> **Aim**: List each line of the data that holds the string "sister", please.
--- START OF Entries shown ---
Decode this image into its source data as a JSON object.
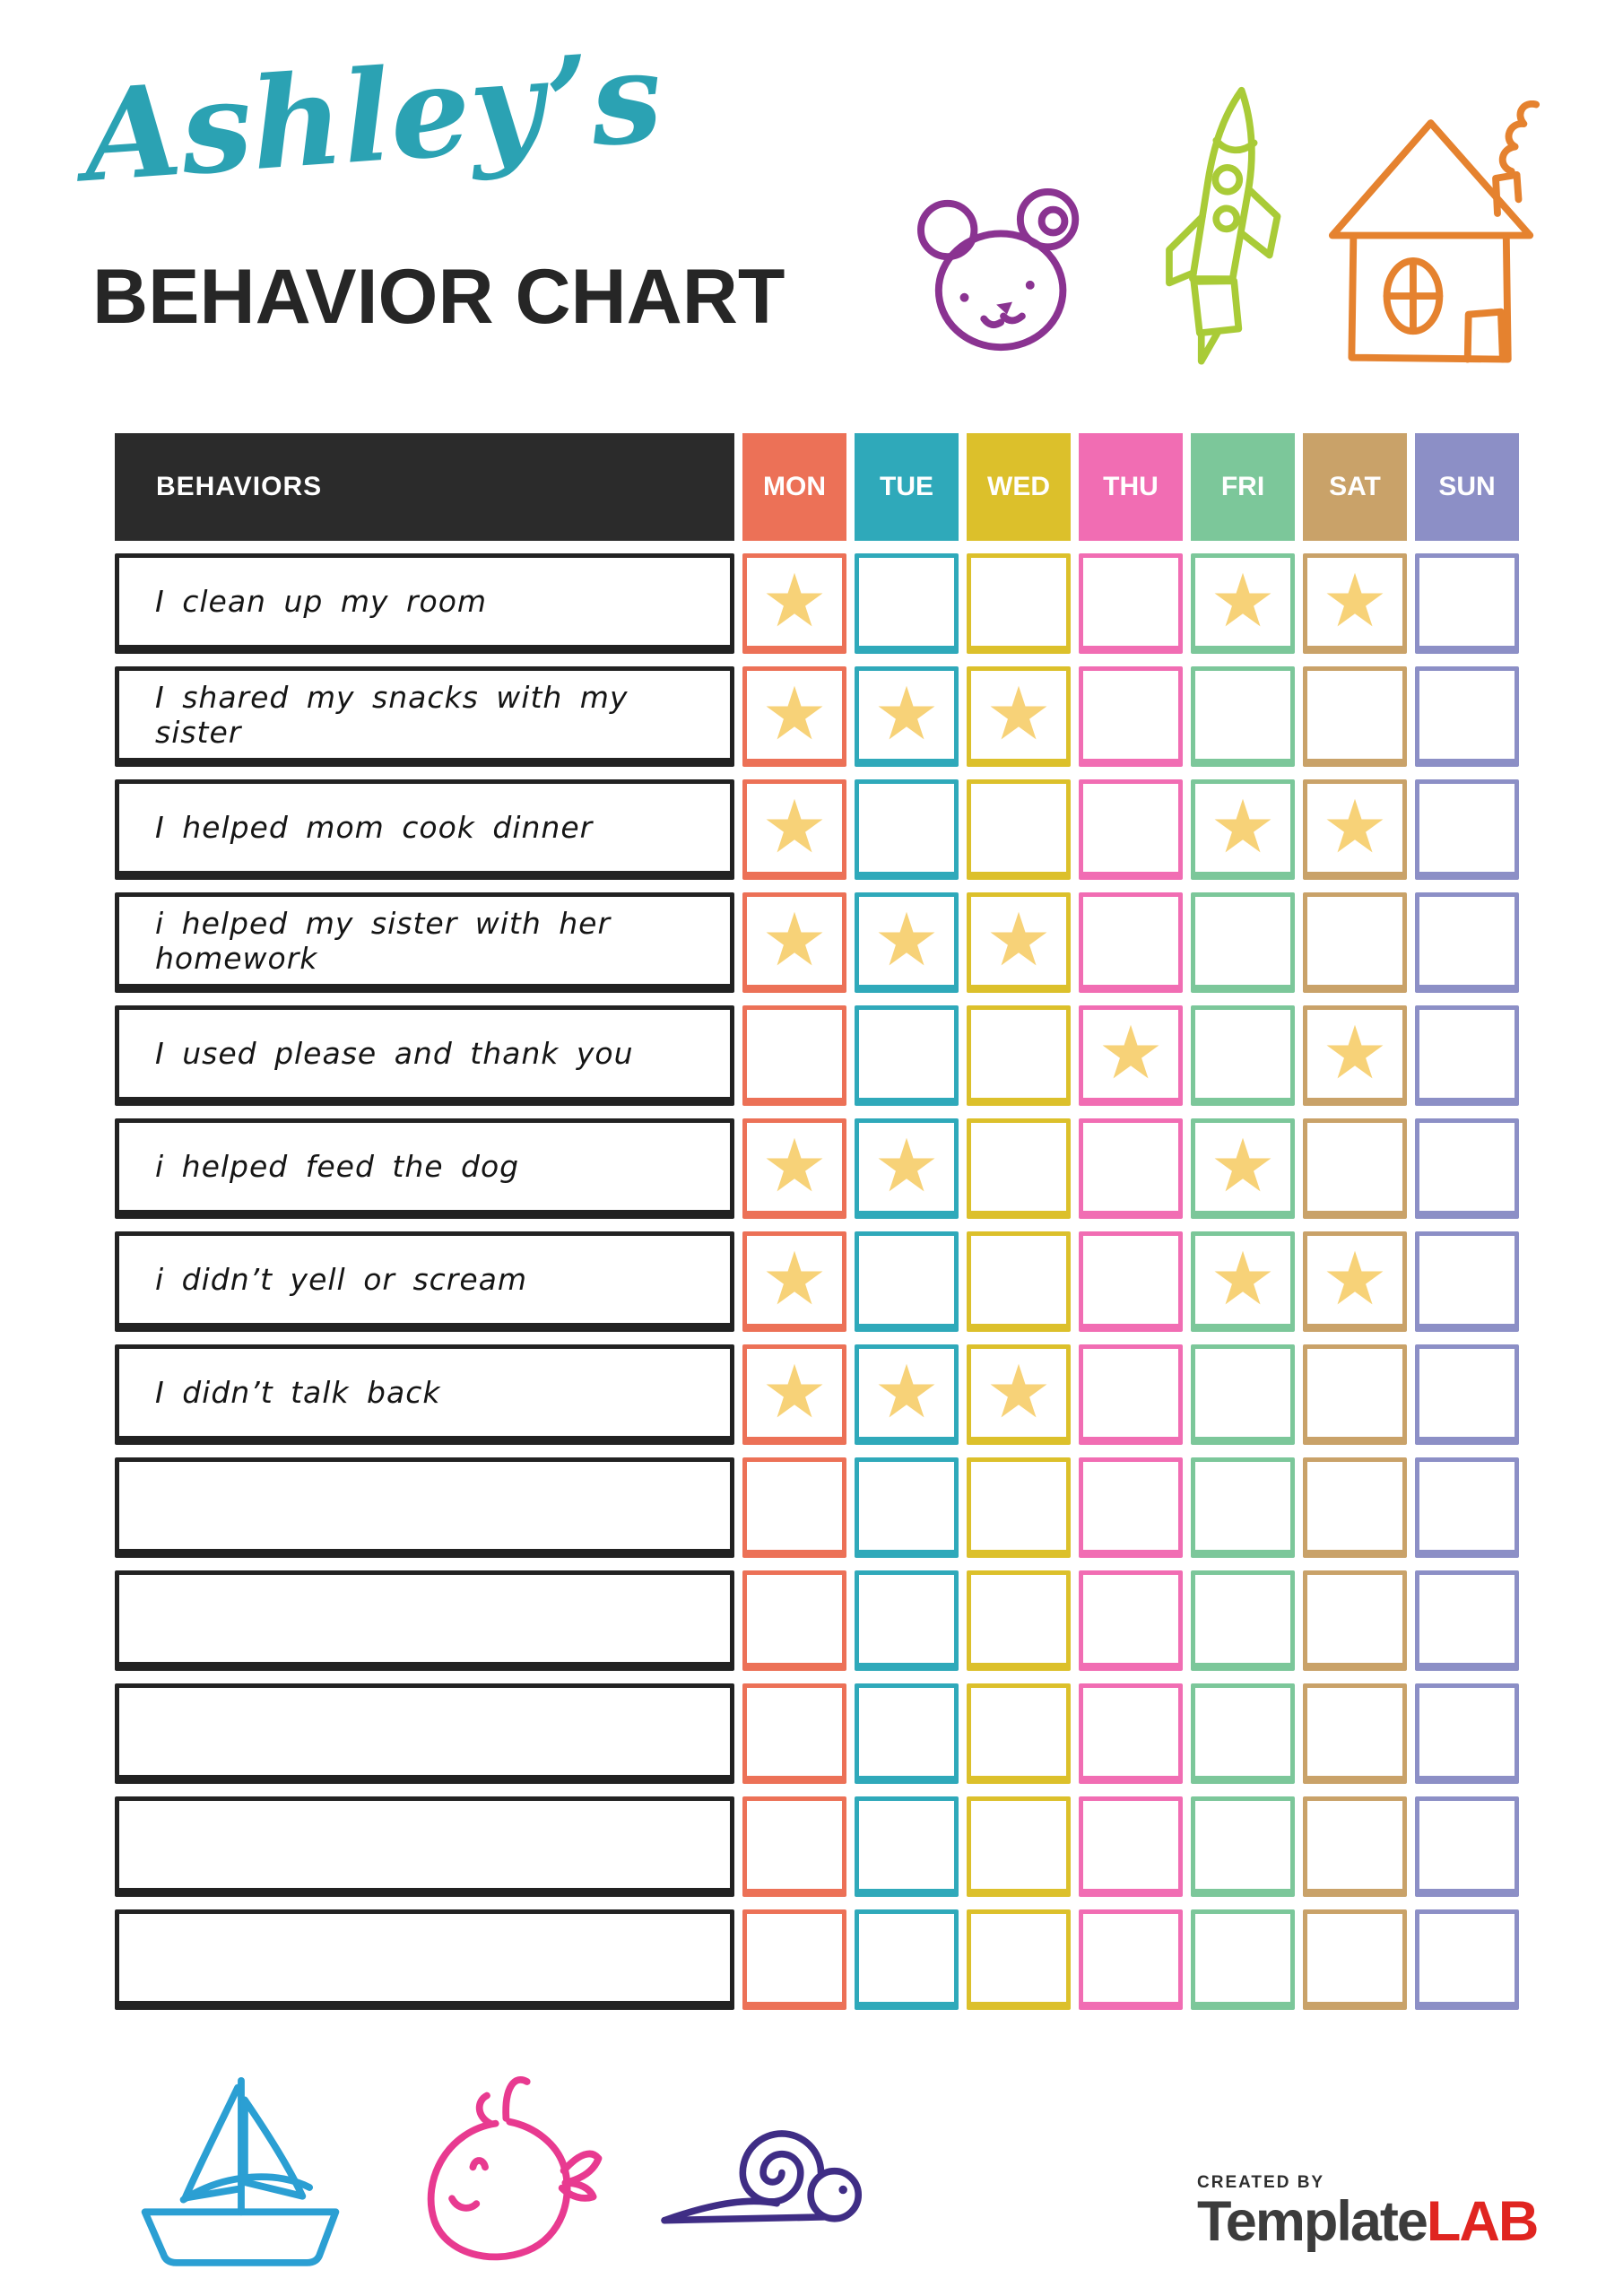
{
  "title": {
    "name": "Ashley’s",
    "subtitle": "BEHAVIOR CHART"
  },
  "colors": {
    "title_script": "#2BA2B3",
    "title_main": "#262626",
    "table_header_bg": "#2B2B2B",
    "star": "#F7D278",
    "logo_accent": "#E02520",
    "logo_brand": "#3C3C3C"
  },
  "decorations": {
    "top": [
      {
        "name": "bear",
        "color": "#8A3391"
      },
      {
        "name": "rocket",
        "color": "#A9CB37"
      },
      {
        "name": "house",
        "color": "#E5822F"
      }
    ],
    "bottom": [
      {
        "name": "sailboat",
        "color": "#2B9FD3"
      },
      {
        "name": "whale",
        "color": "#E83A90"
      },
      {
        "name": "snail",
        "color": "#3F2D85"
      }
    ]
  },
  "table": {
    "behaviors_label": "BEHAVIORS",
    "star_glyph": "★",
    "days": [
      {
        "label": "MON",
        "color": "#EC7157"
      },
      {
        "label": "TUE",
        "color": "#2FA9BA"
      },
      {
        "label": "WED",
        "color": "#DCC02B"
      },
      {
        "label": "THU",
        "color": "#F16DB3"
      },
      {
        "label": "FRI",
        "color": "#7CC79A"
      },
      {
        "label": "SAT",
        "color": "#C9A269"
      },
      {
        "label": "SUN",
        "color": "#8C8FC6"
      }
    ],
    "rows": [
      {
        "label": "I clean up my room",
        "stars": [
          "MON",
          "FRI",
          "SAT"
        ]
      },
      {
        "label": "I shared my snacks with my sister",
        "stars": [
          "MON",
          "TUE",
          "WED"
        ]
      },
      {
        "label": "I helped mom cook dinner",
        "stars": [
          "MON",
          "FRI",
          "SAT"
        ]
      },
      {
        "label": "i helped my sister with her homework",
        "stars": [
          "MON",
          "TUE",
          "WED"
        ]
      },
      {
        "label": "I used please and thank you",
        "stars": [
          "THU",
          "SAT"
        ]
      },
      {
        "label": "i helped feed the dog",
        "stars": [
          "MON",
          "TUE",
          "FRI"
        ]
      },
      {
        "label": "i didn’t yell or scream",
        "stars": [
          "MON",
          "FRI",
          "SAT"
        ]
      },
      {
        "label": "I didn’t talk back",
        "stars": [
          "MON",
          "TUE",
          "WED"
        ]
      },
      {
        "label": "",
        "stars": []
      },
      {
        "label": "",
        "stars": []
      },
      {
        "label": "",
        "stars": []
      },
      {
        "label": "",
        "stars": []
      },
      {
        "label": "",
        "stars": []
      }
    ]
  },
  "footer": {
    "created_by": "CREATED BY",
    "brand": "Template",
    "brand_accent": "LAB"
  }
}
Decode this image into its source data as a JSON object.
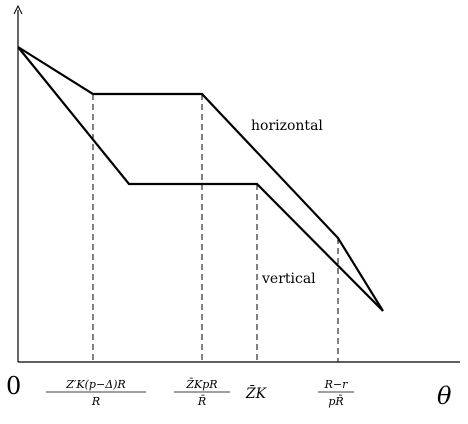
--- END OF Entries shown ---
> **Answer to this problem**:
        "label": "I shared my snacks with my sister",
        "label": "i helped my sister with her homework",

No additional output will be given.